Each line of the data that includes the string "horizontal" is to be copied out.

[Data entries]
------

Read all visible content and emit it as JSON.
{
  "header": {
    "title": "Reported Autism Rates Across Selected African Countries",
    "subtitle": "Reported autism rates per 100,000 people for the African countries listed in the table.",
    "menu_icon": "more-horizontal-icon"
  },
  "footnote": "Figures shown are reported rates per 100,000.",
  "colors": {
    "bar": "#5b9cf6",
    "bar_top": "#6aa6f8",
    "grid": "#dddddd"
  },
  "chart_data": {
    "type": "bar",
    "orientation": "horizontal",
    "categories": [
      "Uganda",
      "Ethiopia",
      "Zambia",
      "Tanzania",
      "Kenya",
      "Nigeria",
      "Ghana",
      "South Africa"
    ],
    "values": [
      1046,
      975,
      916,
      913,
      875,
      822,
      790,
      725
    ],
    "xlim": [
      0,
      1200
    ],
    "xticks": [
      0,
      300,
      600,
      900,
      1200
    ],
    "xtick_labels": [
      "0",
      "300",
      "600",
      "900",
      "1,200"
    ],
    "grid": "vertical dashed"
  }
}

------

* SOLUTION TO THE EXERCISE *
    "menu_icon": "more-horizontal-icon"
    "orientation": "horizontal",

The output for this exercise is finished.